_WHAT YOU WILL DO_
Below are records; count the lines in them that hold "salinity" and give only the count.

_DATA SHOWN_

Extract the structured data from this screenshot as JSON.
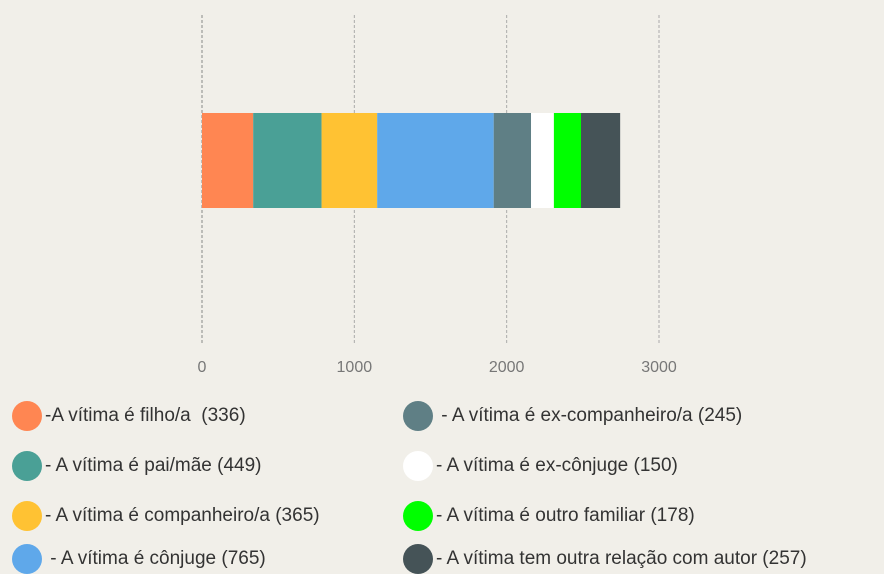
{
  "chart_data": {
    "type": "stacked-bar-horizontal",
    "categories": [
      null
    ],
    "series": [
      {
        "name": "-A vítima é filho/a  (336)",
        "color": "#ff8652",
        "values": [
          336
        ]
      },
      {
        "name": "- A vítima é pai/mãe (449)",
        "color": "#4aa096",
        "values": [
          449
        ]
      },
      {
        "name": "- A vítima é companheiro/a (365)",
        "color": "#ffc233",
        "values": [
          365
        ]
      },
      {
        "name": " - A vítima é cônjuge (765)",
        "color": "#5fa8ea",
        "values": [
          765
        ]
      },
      {
        "name": " - A vítima é ex-companheiro/a (245)",
        "color": "#5f7f85",
        "values": [
          245
        ]
      },
      {
        "name": "- A vítima é ex-cônjuge (150)",
        "color": "#ffffff",
        "values": [
          150
        ]
      },
      {
        "name": "- A vítima é outro familiar (178)",
        "color": "#00ff00",
        "values": [
          178
        ]
      },
      {
        "name": "- A vítima tem outra relação com autor (257)",
        "color": "#455357",
        "values": [
          257
        ]
      }
    ],
    "xlim": [
      0,
      3000
    ],
    "xticks": [
      0,
      1000,
      2000,
      3000
    ],
    "grid": true
  }
}
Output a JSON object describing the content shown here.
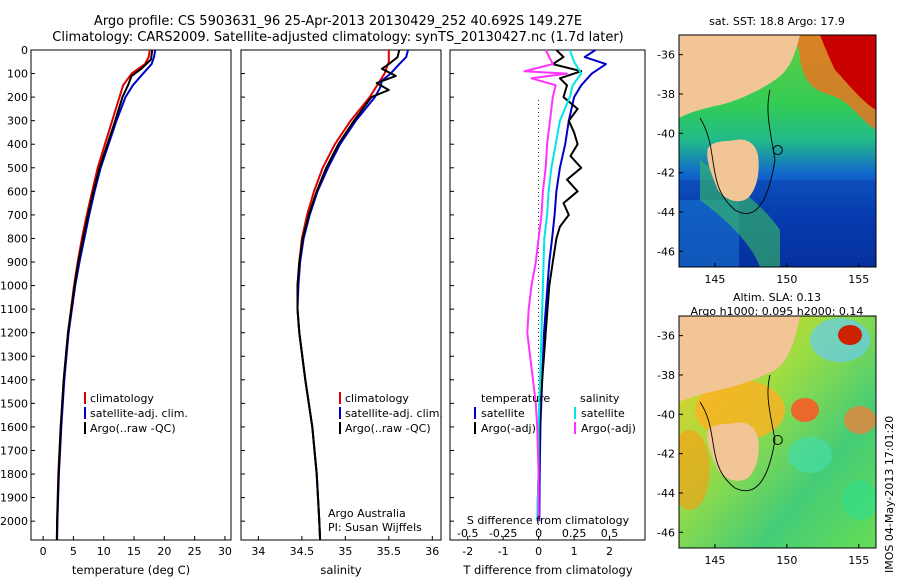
{
  "header": {
    "title_line1": "Argo profile: CS 5903631_96 25-Apr-2013 20130429_252 40.692S 149.27E",
    "title_line2": "Climatology: CARS2009. Satellite-adjusted climatology: synTS_20130427.nc (1.7d later)"
  },
  "chart_data": [
    {
      "id": "temperature",
      "type": "line",
      "xlabel": "temperature (deg C)",
      "xlim": [
        -2,
        31
      ],
      "xticks": [
        "0",
        "5",
        "10",
        "15",
        "20",
        "25",
        "30"
      ],
      "ylim": [
        0,
        2080
      ],
      "yticks": [
        "0",
        "100",
        "200",
        "300",
        "400",
        "500",
        "600",
        "700",
        "800",
        "900",
        "1000",
        "1100",
        "1200",
        "1300",
        "1400",
        "1500",
        "1600",
        "1700",
        "1800",
        "1900",
        "2000"
      ],
      "y_reversed": true,
      "legend": [
        "climatology",
        "satellite-adj. clim.",
        "Argo(..raw -QC)"
      ],
      "legend_colors": [
        "#dd0000",
        "#0000cc",
        "#000000"
      ],
      "series": [
        {
          "name": "climatology",
          "color": "#dd0000",
          "depth": [
            0,
            30,
            60,
            100,
            150,
            200,
            300,
            400,
            500,
            600,
            700,
            800,
            900,
            1000,
            1200,
            1400,
            1600,
            1800,
            2000,
            2080
          ],
          "values": [
            17.6,
            17.4,
            16.8,
            14.6,
            13.2,
            12.6,
            11.4,
            10.2,
            9.0,
            8.1,
            7.2,
            6.4,
            5.7,
            5.1,
            4.1,
            3.4,
            2.9,
            2.5,
            2.3,
            2.25
          ]
        },
        {
          "name": "satellite-adj. clim.",
          "color": "#0000cc",
          "depth": [
            0,
            30,
            60,
            100,
            150,
            200,
            300,
            400,
            500,
            600,
            700,
            800,
            900,
            1000,
            1200,
            1400,
            1600,
            1800,
            2000,
            2080
          ],
          "values": [
            18.5,
            18.3,
            17.9,
            16.5,
            14.8,
            13.6,
            12.1,
            10.8,
            9.5,
            8.5,
            7.6,
            6.8,
            6.0,
            5.3,
            4.2,
            3.5,
            3.0,
            2.6,
            2.35,
            2.3
          ]
        },
        {
          "name": "Argo(..raw -QC)",
          "color": "#000000",
          "depth": [
            0,
            40,
            80,
            110,
            150,
            200,
            300,
            400,
            500,
            600,
            700,
            800,
            900,
            1000,
            1200,
            1400,
            1600,
            1800,
            2000,
            2080
          ],
          "values": [
            18.0,
            17.8,
            16.2,
            14.6,
            14.0,
            13.1,
            11.9,
            10.6,
            9.3,
            8.3,
            7.4,
            6.6,
            5.8,
            5.2,
            4.1,
            3.4,
            2.9,
            2.55,
            2.3,
            2.28
          ]
        }
      ]
    },
    {
      "id": "salinity",
      "type": "line",
      "xlabel": "salinity",
      "xlim": [
        33.8,
        36.1
      ],
      "xticks": [
        "34",
        "34.5",
        "35",
        "35.5",
        "36"
      ],
      "ylim": [
        0,
        2080
      ],
      "y_reversed": true,
      "legend": [
        "climatology",
        "satellite-adj. clim.",
        "Argo(..raw -QC)"
      ],
      "legend_colors": [
        "#dd0000",
        "#0000cc",
        "#000000"
      ],
      "annotation": [
        "Argo Australia",
        "PI: Susan Wijffels"
      ],
      "series": [
        {
          "name": "climatology",
          "color": "#dd0000",
          "depth": [
            0,
            50,
            100,
            200,
            300,
            400,
            500,
            600,
            700,
            800,
            900,
            1000,
            1100,
            1200,
            1400,
            1600,
            1800,
            2000,
            2080
          ],
          "values": [
            35.5,
            35.5,
            35.45,
            35.28,
            35.06,
            34.88,
            34.74,
            34.64,
            34.56,
            34.5,
            34.47,
            34.45,
            34.45,
            34.47,
            34.54,
            34.62,
            34.67,
            34.7,
            34.71
          ]
        },
        {
          "name": "satellite-adj. clim.",
          "color": "#0000cc",
          "depth": [
            0,
            30,
            60,
            100,
            130,
            160,
            200,
            300,
            400,
            500,
            600,
            700,
            800,
            900,
            1000,
            1100,
            1200,
            1400,
            1600,
            1800,
            2000,
            2080
          ],
          "values": [
            35.72,
            35.7,
            35.62,
            35.52,
            35.42,
            35.4,
            35.34,
            35.12,
            34.94,
            34.8,
            34.68,
            34.59,
            34.52,
            34.48,
            34.46,
            34.45,
            34.47,
            34.54,
            34.62,
            34.67,
            34.7,
            34.71
          ]
        },
        {
          "name": "Argo(..raw -QC)",
          "color": "#000000",
          "depth": [
            0,
            30,
            60,
            80,
            110,
            140,
            170,
            200,
            300,
            400,
            500,
            600,
            700,
            800,
            900,
            1000,
            1100,
            1200,
            1400,
            1600,
            1800,
            2000,
            2080
          ],
          "values": [
            35.62,
            35.6,
            35.5,
            35.42,
            35.58,
            35.36,
            35.5,
            35.3,
            35.1,
            34.92,
            34.78,
            34.67,
            34.58,
            34.51,
            34.47,
            34.45,
            34.45,
            34.47,
            34.54,
            34.62,
            34.67,
            34.7,
            34.71
          ]
        }
      ]
    },
    {
      "id": "difference",
      "type": "line",
      "xlabel": "T difference from climatology",
      "xlabel_top": "S difference from climatology",
      "xlim": [
        -2.5,
        3.0
      ],
      "xticks": [
        "-2",
        "-1",
        "0",
        "1",
        "2"
      ],
      "xticks_top": [
        "-0.5",
        "-0.25",
        "0",
        "0.25",
        "0.5"
      ],
      "ylim": [
        0,
        2080
      ],
      "y_reversed": true,
      "legend_title_left": "temperature",
      "legend_title_right": "salinity",
      "legend": [
        "satellite",
        "Argo(-adj)",
        "satellite",
        "Argo(-adj)"
      ],
      "legend_colors": [
        "#0000cc",
        "#000000",
        "#00e5e5",
        "#ff33ff"
      ],
      "series": [
        {
          "name": "temperature satellite",
          "color": "#0000cc",
          "depth": [
            0,
            30,
            60,
            100,
            150,
            200,
            300,
            400,
            500,
            600,
            700,
            800,
            900,
            1000,
            1200,
            1400,
            1600,
            1800,
            2000
          ],
          "values": [
            1.6,
            1.3,
            1.9,
            1.5,
            1.2,
            1.0,
            0.85,
            0.75,
            0.6,
            0.5,
            0.45,
            0.38,
            0.3,
            0.25,
            0.15,
            0.1,
            0.05,
            0.03,
            0.02
          ]
        },
        {
          "name": "temperature Argo(-adj)",
          "color": "#000000",
          "depth": [
            0,
            30,
            60,
            90,
            120,
            150,
            200,
            250,
            300,
            350,
            400,
            450,
            500,
            550,
            600,
            650,
            700,
            750,
            800,
            900,
            1000,
            1100,
            1200,
            1300,
            1400,
            1500,
            1600,
            1700,
            1800,
            1900,
            2000
          ],
          "values": [
            0.5,
            0.7,
            0.4,
            1.2,
            0.6,
            0.8,
            0.7,
            1.1,
            0.85,
            1.0,
            1.1,
            0.9,
            1.2,
            0.8,
            1.1,
            0.7,
            0.85,
            0.6,
            0.5,
            0.4,
            0.3,
            0.25,
            0.2,
            0.15,
            0.1,
            0.05,
            0.03,
            0.02,
            0.0,
            -0.02,
            -0.03
          ]
        },
        {
          "name": "salinity satellite",
          "color": "#00e5e5",
          "depth": [
            0,
            50,
            100,
            150,
            200,
            300,
            400,
            500,
            600,
            700,
            800,
            1000,
            1200,
            1400,
            1600,
            1800,
            2000
          ],
          "values": [
            0.22,
            0.25,
            0.3,
            0.24,
            0.22,
            0.15,
            0.12,
            0.09,
            0.07,
            0.06,
            0.04,
            0.03,
            0.02,
            0.01,
            0.0,
            0.0,
            -0.01
          ]
        },
        {
          "name": "salinity Argo(-adj)",
          "color": "#ff33ff",
          "depth": [
            0,
            60,
            90,
            100,
            120,
            150,
            200,
            300,
            400,
            500,
            600,
            700,
            800,
            900,
            1000,
            1100,
            1200,
            1300,
            1400,
            1500,
            1600,
            1800,
            2000
          ],
          "values": [
            0.05,
            0.1,
            -0.1,
            0.2,
            -0.05,
            0.12,
            0.1,
            0.08,
            0.06,
            0.05,
            0.03,
            0.02,
            0.0,
            -0.02,
            -0.05,
            -0.07,
            -0.08,
            -0.06,
            -0.04,
            -0.02,
            -0.01,
            0.0,
            0.0
          ]
        }
      ]
    }
  ],
  "maps": {
    "sst": {
      "title": "sat. SST: 18.8 Argo: 17.9",
      "yticks": [
        "-36",
        "-38",
        "-40",
        "-42",
        "-44",
        "-46"
      ],
      "xticks": [
        "145",
        "150",
        "155"
      ]
    },
    "sla": {
      "title_line1": "Altim. SLA: 0.13",
      "title_line2": "Argo h1000: 0.095 h2000: 0.14",
      "yticks": [
        "-36",
        "-38",
        "-40",
        "-42",
        "-44",
        "-46"
      ],
      "xticks": [
        "145",
        "150",
        "155"
      ]
    }
  },
  "side_stamp": "IMOS 04-May-2013 17:01:20"
}
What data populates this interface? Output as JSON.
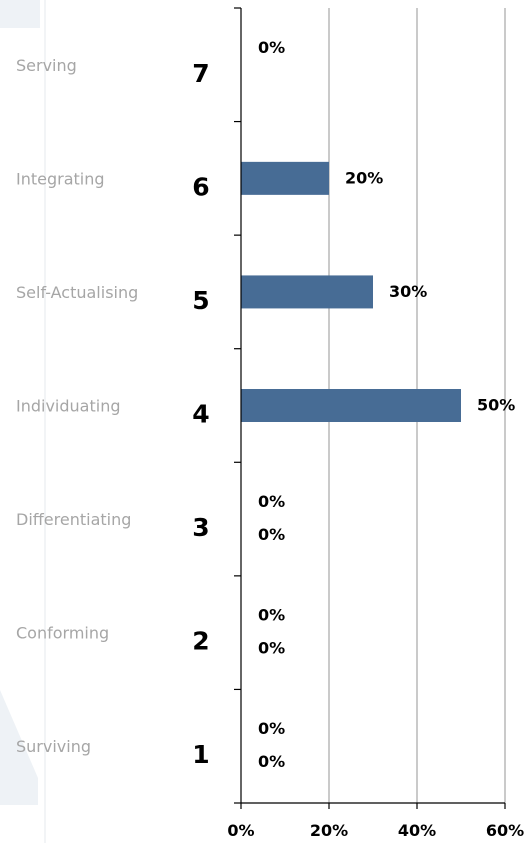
{
  "chart_data": {
    "type": "bar",
    "orientation": "horizontal",
    "categories": [
      "7",
      "6",
      "5",
      "4",
      "3",
      "2",
      "1"
    ],
    "category_names": [
      "Serving",
      "Integrating",
      "Self-Actualising",
      "Individuating",
      "Differentiating",
      "Conforming",
      "Surviving"
    ],
    "series": [
      {
        "values": [
          0,
          20,
          30,
          50,
          0,
          0,
          0
        ]
      },
      {
        "values": [
          null,
          null,
          null,
          null,
          0,
          0,
          0
        ]
      }
    ],
    "data_labels": [
      [
        "0%",
        "20%",
        "30%",
        "50%",
        "0%",
        "0%",
        "0%"
      ],
      [
        null,
        null,
        null,
        null,
        "0%",
        "0%",
        "0%"
      ]
    ],
    "x_ticks": [
      "0%",
      "20%",
      "40%",
      "60%"
    ],
    "xlim": [
      0,
      60
    ],
    "grid": true,
    "colors": {
      "bar": "#476c95",
      "grid": "#a6a6a6",
      "axis": "#000000",
      "label": "#a6a6a6",
      "watermark": "#eef2f6"
    }
  }
}
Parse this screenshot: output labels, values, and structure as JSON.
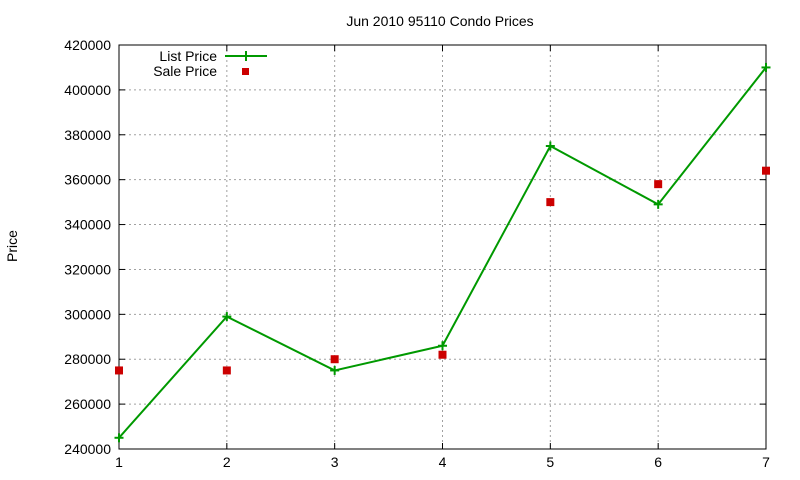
{
  "chart_data": {
    "type": "line",
    "title": "Jun 2010 95110 Condo Prices",
    "xlabel": "",
    "ylabel": "Price",
    "xlim": [
      1,
      7
    ],
    "ylim": [
      240000,
      420000
    ],
    "x_ticks": [
      1,
      2,
      3,
      4,
      5,
      6,
      7
    ],
    "y_ticks": [
      240000,
      260000,
      280000,
      300000,
      320000,
      340000,
      360000,
      380000,
      400000,
      420000
    ],
    "grid": true,
    "legend_position": "top-left",
    "series": [
      {
        "name": "List Price",
        "style": "line-with-plus-markers",
        "color": "#009900",
        "x": [
          1,
          2,
          3,
          4,
          5,
          6,
          7
        ],
        "values": [
          245000,
          299000,
          275000,
          286000,
          375000,
          349000,
          410000
        ]
      },
      {
        "name": "Sale Price",
        "style": "square-markers",
        "color": "#cc0000",
        "x": [
          1,
          2,
          3,
          4,
          5,
          6,
          7
        ],
        "values": [
          275000,
          275000,
          280000,
          282000,
          350000,
          358000,
          364000
        ]
      }
    ]
  }
}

_TASK SOLUTION_
5